(Spatial layout data)
_ _ _

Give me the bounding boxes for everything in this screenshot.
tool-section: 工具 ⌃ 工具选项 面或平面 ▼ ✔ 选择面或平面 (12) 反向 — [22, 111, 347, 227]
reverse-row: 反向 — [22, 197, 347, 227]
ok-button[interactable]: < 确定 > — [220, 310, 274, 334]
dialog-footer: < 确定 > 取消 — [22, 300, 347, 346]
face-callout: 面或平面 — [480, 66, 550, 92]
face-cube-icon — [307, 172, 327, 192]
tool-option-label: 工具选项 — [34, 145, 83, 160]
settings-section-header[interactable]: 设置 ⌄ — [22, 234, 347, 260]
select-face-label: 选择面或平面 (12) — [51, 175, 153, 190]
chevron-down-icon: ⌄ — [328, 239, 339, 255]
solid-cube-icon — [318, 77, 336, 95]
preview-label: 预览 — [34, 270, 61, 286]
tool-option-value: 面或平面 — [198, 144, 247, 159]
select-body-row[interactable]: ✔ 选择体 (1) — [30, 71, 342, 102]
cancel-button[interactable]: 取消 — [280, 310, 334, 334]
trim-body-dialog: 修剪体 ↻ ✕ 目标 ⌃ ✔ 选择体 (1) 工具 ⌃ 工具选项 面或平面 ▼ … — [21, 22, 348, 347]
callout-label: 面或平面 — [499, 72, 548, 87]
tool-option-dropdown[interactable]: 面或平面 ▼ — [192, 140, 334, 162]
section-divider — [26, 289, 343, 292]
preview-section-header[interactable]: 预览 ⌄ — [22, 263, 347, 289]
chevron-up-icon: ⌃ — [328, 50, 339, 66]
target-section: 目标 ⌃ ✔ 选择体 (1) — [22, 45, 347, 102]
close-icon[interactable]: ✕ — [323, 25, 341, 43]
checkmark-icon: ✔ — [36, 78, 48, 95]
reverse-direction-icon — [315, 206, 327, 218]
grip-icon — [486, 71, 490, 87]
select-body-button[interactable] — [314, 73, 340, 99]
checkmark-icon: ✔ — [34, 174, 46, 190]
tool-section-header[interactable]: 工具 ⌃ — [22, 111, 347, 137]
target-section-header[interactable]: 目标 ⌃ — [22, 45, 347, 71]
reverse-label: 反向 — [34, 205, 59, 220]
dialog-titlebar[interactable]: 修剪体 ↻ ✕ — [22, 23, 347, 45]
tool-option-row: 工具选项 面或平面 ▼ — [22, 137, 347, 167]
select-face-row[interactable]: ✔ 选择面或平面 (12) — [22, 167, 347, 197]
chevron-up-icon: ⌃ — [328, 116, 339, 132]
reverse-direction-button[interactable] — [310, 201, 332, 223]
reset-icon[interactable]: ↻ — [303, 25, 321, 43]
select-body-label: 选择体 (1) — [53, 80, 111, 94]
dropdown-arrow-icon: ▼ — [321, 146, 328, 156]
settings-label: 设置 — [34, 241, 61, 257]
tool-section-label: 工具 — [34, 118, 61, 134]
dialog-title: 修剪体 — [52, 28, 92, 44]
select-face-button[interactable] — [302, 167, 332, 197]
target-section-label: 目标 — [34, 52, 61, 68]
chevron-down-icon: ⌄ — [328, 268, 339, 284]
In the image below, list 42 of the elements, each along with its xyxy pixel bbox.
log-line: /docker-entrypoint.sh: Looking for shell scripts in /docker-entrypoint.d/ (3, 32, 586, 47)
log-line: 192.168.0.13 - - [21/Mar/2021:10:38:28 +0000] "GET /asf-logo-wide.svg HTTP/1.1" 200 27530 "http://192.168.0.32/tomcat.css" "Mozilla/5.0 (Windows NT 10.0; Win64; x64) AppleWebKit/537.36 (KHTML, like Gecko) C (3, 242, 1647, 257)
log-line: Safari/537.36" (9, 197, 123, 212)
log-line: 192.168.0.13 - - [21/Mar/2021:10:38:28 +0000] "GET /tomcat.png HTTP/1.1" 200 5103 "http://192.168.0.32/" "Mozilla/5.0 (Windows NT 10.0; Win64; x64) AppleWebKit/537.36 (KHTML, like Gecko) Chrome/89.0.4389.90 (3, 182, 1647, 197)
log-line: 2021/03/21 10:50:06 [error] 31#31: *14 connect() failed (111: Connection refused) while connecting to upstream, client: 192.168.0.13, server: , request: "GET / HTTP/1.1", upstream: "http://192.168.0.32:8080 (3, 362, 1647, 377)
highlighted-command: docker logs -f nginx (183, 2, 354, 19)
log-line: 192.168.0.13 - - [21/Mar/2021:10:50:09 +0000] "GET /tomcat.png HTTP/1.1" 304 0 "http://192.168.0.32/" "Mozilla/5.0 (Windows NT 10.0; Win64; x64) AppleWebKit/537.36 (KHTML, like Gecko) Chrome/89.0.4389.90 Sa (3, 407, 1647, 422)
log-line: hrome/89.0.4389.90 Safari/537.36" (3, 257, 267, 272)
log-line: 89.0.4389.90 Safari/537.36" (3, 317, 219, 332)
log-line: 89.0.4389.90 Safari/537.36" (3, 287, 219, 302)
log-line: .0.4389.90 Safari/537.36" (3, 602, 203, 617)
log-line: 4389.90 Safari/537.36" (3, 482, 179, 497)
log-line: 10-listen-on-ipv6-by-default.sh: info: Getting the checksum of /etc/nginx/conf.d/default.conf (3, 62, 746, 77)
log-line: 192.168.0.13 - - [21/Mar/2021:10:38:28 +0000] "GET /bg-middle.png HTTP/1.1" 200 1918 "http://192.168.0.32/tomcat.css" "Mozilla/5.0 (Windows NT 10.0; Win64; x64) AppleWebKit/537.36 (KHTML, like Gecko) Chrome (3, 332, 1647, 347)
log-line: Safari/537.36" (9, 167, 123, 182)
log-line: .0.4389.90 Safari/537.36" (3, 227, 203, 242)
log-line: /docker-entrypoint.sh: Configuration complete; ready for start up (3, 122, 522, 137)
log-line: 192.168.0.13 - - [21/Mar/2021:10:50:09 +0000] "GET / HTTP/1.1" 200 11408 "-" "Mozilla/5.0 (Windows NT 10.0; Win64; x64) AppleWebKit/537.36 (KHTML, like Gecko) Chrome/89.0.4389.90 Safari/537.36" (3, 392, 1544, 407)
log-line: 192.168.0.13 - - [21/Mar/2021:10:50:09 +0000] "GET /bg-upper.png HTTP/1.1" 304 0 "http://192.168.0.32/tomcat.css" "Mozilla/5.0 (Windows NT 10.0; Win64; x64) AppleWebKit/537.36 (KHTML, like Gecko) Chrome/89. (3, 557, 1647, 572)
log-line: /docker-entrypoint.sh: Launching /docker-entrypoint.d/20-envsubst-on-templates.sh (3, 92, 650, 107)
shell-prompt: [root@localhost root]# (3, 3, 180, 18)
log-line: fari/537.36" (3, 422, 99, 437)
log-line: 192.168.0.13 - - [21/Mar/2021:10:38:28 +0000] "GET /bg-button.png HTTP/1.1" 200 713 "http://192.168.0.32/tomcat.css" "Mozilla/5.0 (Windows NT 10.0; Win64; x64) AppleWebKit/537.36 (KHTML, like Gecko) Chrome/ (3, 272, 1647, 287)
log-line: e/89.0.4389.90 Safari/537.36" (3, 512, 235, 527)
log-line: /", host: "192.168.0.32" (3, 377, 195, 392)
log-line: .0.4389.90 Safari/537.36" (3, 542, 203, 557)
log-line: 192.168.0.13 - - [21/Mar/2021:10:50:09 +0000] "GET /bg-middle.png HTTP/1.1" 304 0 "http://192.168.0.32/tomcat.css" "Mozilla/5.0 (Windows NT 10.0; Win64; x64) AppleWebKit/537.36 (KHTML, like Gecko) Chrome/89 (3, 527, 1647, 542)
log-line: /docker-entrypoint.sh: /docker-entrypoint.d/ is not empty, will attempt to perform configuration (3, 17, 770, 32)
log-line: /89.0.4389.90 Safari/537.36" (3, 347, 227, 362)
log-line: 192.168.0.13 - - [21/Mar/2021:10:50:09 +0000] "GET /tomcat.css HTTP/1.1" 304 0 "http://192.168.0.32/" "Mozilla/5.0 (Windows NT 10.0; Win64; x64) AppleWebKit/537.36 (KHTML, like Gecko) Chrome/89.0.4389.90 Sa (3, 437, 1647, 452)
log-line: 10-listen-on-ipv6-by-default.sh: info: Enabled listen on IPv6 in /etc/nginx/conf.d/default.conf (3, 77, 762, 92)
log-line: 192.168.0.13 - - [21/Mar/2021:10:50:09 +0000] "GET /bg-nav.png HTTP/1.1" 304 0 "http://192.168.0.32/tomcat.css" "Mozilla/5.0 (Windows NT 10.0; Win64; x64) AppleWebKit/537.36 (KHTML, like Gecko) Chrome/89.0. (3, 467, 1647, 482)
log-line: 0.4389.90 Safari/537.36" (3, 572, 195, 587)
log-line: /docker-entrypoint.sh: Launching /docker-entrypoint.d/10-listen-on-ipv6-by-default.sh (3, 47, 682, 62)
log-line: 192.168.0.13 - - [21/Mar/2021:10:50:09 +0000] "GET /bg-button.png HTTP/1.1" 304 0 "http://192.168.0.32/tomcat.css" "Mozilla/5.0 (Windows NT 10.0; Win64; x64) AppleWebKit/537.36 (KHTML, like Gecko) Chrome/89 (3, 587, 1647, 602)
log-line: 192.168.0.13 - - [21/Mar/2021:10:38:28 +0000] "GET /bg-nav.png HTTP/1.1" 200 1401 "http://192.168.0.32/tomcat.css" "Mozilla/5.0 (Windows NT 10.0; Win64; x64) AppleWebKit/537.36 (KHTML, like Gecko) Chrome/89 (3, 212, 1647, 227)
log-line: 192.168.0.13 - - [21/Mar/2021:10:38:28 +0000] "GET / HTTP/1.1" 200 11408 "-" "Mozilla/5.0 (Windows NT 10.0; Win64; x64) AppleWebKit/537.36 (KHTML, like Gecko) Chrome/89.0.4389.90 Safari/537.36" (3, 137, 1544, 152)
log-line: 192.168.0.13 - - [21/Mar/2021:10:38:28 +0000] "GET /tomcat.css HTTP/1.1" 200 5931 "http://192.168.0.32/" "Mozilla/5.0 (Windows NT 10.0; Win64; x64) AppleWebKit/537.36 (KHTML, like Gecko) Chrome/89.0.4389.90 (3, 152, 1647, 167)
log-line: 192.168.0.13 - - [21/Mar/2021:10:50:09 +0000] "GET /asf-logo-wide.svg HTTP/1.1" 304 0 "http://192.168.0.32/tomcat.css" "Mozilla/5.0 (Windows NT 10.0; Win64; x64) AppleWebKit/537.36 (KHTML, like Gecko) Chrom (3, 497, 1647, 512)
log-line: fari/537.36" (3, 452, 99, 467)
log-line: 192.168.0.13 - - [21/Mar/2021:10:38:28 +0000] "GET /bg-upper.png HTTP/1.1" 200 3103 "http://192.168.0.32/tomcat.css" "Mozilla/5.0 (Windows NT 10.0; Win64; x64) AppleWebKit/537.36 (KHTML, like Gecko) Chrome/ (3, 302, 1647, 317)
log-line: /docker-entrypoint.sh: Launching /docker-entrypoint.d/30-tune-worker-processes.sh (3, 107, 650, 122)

_ _ _

(EXERCISE GOAL): Please copy the data from its first line through the line containing "trim-body-dialog: 修剪体 ↻", including both of those lines, with every character unchanged.

(EXERCISE RESPONSE):
Give me the bounding boxes for everything in this screenshot.
tool-section: 工具 ⌃ 工具选项 面或平面 ▼ ✔ 选择面或平面 (12) 反向 — [22, 111, 347, 227]
reverse-row: 反向 — [22, 197, 347, 227]
ok-button[interactable]: < 确定 > — [220, 310, 274, 334]
dialog-footer: < 确定 > 取消 — [22, 300, 347, 346]
face-callout: 面或平面 — [480, 66, 550, 92]
face-cube-icon — [307, 172, 327, 192]
tool-option-label: 工具选项 — [34, 145, 83, 160]
settings-section-header[interactable]: 设置 ⌄ — [22, 234, 347, 260]
select-face-label: 选择面或平面 (12) — [51, 175, 153, 190]
chevron-down-icon: ⌄ — [328, 239, 339, 255]
solid-cube-icon — [318, 77, 336, 95]
preview-label: 预览 — [34, 270, 61, 286]
tool-option-value: 面或平面 — [198, 144, 247, 159]
select-body-row[interactable]: ✔ 选择体 (1) — [30, 71, 342, 102]
cancel-button[interactable]: 取消 — [280, 310, 334, 334]
trim-body-dialog: 修剪体 ↻ ✕ 目标 ⌃ ✔ 选择体 (1) 工具 ⌃ 工具选项 面或平面 ▼ … — [21, 22, 348, 347]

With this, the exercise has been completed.